**RAW RECORDS**
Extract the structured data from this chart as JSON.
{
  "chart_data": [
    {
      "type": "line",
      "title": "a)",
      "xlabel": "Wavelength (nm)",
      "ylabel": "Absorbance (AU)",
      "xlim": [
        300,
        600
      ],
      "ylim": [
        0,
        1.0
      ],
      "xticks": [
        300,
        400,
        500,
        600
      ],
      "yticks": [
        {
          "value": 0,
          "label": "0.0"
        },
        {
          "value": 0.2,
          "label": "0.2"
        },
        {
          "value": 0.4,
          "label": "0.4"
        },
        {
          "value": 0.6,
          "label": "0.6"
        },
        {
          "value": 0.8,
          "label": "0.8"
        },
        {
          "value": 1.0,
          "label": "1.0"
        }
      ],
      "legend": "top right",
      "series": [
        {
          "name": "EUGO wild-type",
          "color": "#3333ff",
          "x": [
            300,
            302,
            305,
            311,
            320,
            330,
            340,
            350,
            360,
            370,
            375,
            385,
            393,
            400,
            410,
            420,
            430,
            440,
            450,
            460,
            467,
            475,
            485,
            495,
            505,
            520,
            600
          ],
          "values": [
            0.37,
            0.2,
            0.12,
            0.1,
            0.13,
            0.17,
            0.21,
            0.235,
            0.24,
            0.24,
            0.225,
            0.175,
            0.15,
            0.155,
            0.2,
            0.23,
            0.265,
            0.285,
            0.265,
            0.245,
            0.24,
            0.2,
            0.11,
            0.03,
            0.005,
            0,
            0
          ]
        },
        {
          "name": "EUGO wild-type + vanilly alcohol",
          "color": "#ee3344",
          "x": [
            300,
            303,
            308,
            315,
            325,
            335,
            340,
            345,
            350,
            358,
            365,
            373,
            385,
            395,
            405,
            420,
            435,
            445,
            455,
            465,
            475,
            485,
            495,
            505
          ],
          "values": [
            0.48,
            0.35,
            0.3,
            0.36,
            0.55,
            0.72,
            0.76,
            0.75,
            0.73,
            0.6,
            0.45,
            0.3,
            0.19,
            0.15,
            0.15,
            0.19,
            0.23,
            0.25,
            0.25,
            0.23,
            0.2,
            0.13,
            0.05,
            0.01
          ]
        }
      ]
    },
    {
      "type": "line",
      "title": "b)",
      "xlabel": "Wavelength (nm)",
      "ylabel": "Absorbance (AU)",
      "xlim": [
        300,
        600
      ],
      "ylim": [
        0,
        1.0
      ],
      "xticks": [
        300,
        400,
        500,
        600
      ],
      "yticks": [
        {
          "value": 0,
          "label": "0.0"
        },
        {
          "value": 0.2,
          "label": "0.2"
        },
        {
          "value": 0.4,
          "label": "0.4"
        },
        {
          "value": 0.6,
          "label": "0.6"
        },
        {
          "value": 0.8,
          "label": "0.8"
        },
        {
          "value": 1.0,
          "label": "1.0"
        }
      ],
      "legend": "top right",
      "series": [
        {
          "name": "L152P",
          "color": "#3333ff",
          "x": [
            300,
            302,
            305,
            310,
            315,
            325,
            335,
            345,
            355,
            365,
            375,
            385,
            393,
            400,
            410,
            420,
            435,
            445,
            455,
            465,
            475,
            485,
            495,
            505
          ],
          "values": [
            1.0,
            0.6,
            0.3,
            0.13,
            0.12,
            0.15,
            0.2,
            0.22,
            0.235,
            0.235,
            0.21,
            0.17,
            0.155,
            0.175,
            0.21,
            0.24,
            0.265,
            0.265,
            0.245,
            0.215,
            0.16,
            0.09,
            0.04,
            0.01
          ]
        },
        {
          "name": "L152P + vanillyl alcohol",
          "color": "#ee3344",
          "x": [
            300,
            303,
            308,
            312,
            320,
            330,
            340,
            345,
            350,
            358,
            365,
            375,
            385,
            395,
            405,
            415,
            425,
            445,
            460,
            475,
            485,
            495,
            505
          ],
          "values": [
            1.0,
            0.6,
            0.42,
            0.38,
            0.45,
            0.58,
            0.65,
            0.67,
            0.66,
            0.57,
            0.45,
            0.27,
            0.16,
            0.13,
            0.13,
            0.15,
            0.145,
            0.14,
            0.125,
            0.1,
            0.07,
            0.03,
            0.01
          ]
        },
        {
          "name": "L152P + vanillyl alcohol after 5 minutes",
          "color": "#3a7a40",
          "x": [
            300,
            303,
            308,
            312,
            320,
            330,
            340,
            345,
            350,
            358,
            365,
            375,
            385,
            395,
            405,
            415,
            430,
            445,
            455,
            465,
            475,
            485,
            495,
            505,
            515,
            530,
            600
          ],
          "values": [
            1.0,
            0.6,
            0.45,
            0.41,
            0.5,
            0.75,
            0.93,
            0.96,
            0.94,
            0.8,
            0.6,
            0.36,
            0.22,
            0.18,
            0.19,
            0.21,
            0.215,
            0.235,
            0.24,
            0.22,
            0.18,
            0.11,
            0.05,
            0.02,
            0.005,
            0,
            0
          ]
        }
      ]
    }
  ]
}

**EXERCISE DETAILS**
Gather all lines of the records that include the word "EUGO".

**EXPECTED ANSWER**
          "name": "EUGO wild-type",
          "name": "EUGO wild-type + vanilly alcohol",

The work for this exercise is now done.